[Dataset excerpts]
____________________

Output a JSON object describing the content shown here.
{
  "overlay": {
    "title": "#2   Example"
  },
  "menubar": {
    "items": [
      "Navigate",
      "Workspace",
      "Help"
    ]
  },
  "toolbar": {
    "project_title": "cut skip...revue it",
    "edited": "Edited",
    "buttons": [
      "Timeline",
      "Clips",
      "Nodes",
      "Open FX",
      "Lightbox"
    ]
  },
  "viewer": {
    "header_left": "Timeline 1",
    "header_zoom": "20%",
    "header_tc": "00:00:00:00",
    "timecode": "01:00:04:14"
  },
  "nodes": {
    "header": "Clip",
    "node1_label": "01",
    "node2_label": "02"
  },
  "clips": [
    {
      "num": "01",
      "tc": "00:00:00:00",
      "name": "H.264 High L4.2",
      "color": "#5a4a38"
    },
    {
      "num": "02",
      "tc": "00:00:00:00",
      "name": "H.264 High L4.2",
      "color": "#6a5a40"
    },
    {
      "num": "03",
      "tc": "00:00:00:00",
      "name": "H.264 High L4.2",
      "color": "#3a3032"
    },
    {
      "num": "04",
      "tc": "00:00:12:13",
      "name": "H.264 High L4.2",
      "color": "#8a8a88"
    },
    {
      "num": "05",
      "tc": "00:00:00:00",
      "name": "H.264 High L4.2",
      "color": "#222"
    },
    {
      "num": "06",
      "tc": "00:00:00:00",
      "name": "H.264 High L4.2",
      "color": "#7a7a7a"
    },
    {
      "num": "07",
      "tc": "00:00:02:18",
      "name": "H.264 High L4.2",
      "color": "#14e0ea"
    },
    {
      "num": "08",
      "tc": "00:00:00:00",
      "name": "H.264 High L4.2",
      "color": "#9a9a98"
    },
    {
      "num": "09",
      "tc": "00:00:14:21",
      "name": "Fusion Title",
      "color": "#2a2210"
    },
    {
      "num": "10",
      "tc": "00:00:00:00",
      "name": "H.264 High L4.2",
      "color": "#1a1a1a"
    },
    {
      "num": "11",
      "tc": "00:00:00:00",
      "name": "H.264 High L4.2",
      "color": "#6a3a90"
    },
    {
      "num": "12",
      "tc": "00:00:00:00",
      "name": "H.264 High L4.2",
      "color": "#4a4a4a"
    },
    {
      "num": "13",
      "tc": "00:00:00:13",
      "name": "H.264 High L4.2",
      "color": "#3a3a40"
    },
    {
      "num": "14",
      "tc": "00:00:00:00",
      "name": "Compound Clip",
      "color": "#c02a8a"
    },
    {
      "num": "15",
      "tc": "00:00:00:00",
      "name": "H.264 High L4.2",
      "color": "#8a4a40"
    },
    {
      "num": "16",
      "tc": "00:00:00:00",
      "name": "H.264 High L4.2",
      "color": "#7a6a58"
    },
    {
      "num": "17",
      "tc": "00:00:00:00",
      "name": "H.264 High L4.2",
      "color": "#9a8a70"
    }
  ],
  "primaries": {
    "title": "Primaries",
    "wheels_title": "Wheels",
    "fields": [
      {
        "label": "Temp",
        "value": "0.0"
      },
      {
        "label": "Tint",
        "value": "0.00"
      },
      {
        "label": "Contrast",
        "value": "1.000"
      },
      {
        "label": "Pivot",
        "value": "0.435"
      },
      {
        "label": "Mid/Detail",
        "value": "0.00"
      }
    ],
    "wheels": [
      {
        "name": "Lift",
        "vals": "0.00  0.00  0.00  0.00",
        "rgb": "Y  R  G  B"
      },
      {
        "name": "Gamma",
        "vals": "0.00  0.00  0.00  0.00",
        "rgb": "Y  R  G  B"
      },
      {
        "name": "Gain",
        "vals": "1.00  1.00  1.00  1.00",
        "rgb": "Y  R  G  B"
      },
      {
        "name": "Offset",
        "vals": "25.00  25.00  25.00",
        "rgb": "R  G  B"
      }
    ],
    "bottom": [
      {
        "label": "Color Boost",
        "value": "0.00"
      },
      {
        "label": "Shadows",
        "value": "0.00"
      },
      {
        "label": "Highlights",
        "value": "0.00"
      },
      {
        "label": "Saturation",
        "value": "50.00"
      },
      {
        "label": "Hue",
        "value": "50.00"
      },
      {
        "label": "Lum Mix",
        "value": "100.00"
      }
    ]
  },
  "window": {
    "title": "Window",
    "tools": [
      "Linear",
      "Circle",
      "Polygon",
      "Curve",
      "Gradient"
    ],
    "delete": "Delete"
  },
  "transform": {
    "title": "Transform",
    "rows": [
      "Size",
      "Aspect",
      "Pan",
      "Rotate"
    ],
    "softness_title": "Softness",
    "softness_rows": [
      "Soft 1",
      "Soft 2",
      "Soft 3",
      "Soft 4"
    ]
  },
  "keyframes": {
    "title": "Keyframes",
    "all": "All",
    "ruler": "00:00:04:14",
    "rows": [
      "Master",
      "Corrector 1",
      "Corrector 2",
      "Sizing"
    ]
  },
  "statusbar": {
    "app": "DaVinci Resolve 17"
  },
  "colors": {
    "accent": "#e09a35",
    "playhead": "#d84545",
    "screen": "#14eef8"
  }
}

____________________

From the first line to the last, retype the data exactly.

ANSWER IN FULL:
Output a JSON object describing the content shown here.
{
  "overlay": {
    "title": "#2   Example"
  },
  "menubar": {
    "items": [
      "Navigate",
      "Workspace",
      "Help"
    ]
  },
  "toolbar": {
    "project_title": "cut skip...revue it",
    "edited": "Edited",
    "buttons": [
      "Timeline",
      "Clips",
      "Nodes",
      "Open FX",
      "Lightbox"
    ]
  },
  "viewer": {
    "header_left": "Timeline 1",
    "header_zoom": "20%",
    "header_tc": "00:00:00:00",
    "timecode": "01:00:04:14"
  },
  "nodes": {
    "header": "Clip",
    "node1_label": "01",
    "node2_label": "02"
  },
  "clips": [
    {
      "num": "01",
      "tc": "00:00:00:00",
      "name": "H.264 High L4.2",
      "color": "#5a4a38"
    },
    {
      "num": "02",
      "tc": "00:00:00:00",
      "name": "H.264 High L4.2",
      "color": "#6a5a40"
    },
    {
      "num": "03",
      "tc": "00:00:00:00",
      "name": "H.264 High L4.2",
      "color": "#3a3032"
    },
    {
      "num": "04",
      "tc": "00:00:12:13",
      "name": "H.264 High L4.2",
      "color": "#8a8a88"
    },
    {
      "num": "05",
      "tc": "00:00:00:00",
      "name": "H.264 High L4.2",
      "color": "#222"
    },
    {
      "num": "06",
      "tc": "00:00:00:00",
      "name": "H.264 High L4.2",
      "color": "#7a7a7a"
    },
    {
      "num": "07",
      "tc": "00:00:02:18",
      "name": "H.264 High L4.2",
      "color": "#14e0ea"
    },
    {
      "num": "08",
      "tc": "00:00:00:00",
      "name": "H.264 High L4.2",
      "color": "#9a9a98"
    },
    {
      "num": "09",
      "tc": "00:00:14:21",
      "name": "Fusion Title",
      "color": "#2a2210"
    },
    {
      "num": "10",
      "tc": "00:00:00:00",
      "name": "H.264 High L4.2",
      "color": "#1a1a1a"
    },
    {
      "num": "11",
      "tc": "00:00:00:00",
      "name": "H.264 High L4.2",
      "color": "#6a3a90"
    },
    {
      "num": "12",
      "tc": "00:00:00:00",
      "name": "H.264 High L4.2",
      "color": "#4a4a4a"
    },
    {
      "num": "13",
      "tc": "00:00:00:13",
      "name": "H.264 High L4.2",
      "color": "#3a3a40"
    },
    {
      "num": "14",
      "tc": "00:00:00:00",
      "name": "Compound Clip",
      "color": "#c02a8a"
    },
    {
      "num": "15",
      "tc": "00:00:00:00",
      "name": "H.264 High L4.2",
      "color": "#8a4a40"
    },
    {
      "num": "16",
      "tc": "00:00:00:00",
      "name": "H.264 High L4.2",
      "color": "#7a6a58"
    },
    {
      "num": "17",
      "tc": "00:00:00:00",
      "name": "H.264 High L4.2",
      "color": "#9a8a70"
    }
  ],
  "primaries": {
    "title": "Primaries",
    "wheels_title": "Wheels",
    "fields": [
      {
        "label": "Temp",
        "value": "0.0"
      },
      {
        "label": "Tint",
        "value": "0.00"
      },
      {
        "label": "Contrast",
        "value": "1.000"
      },
      {
        "label": "Pivot",
        "value": "0.435"
      },
      {
        "label": "Mid/Detail",
        "value": "0.00"
      }
    ],
    "wheels": [
      {
        "name": "Lift",
        "vals": "0.00  0.00  0.00  0.00",
        "rgb": "Y  R  G  B"
      },
      {
        "name": "Gamma",
        "vals": "0.00  0.00  0.00  0.00",
        "rgb": "Y  R  G  B"
      },
      {
        "name": "Gain",
        "vals": "1.00  1.00  1.00  1.00",
        "rgb": "Y  R  G  B"
      },
      {
        "name": "Offset",
        "vals": "25.00  25.00  25.00",
        "rgb": "R  G  B"
      }
    ],
    "bottom": [
      {
        "label": "Color Boost",
        "value": "0.00"
      },
      {
        "label": "Shadows",
        "value": "0.00"
      },
      {
        "label": "Highlights",
        "value": "0.00"
      },
      {
        "label": "Saturation",
        "value": "50.00"
      },
      {
        "label": "Hue",
        "value": "50.00"
      },
      {
        "label": "Lum Mix",
        "value": "100.00"
      }
    ]
  },
  "window": {
    "title": "Window",
    "tools": [
      "Linear",
      "Circle",
      "Polygon",
      "Curve",
      "Gradient"
    ],
    "delete": "Delete"
  },
  "transform": {
    "title": "Transform",
    "rows": [
      "Size",
      "Aspect",
      "Pan",
      "Rotate"
    ],
    "softness_title": "Softness",
    "softness_rows": [
      "Soft 1",
      "Soft 2",
      "Soft 3",
      "Soft 4"
    ]
  },
  "keyframes": {
    "title": "Keyframes",
    "all": "All",
    "ruler": "00:00:04:14",
    "rows": [
      "Master",
      "Corrector 1",
      "Corrector 2",
      "Sizing"
    ]
  },
  "statusbar": {
    "app": "DaVinci Resolve 17"
  },
  "colors": {
    "accent": "#e09a35",
    "playhead": "#d84545",
    "screen": "#14eef8"
  }
}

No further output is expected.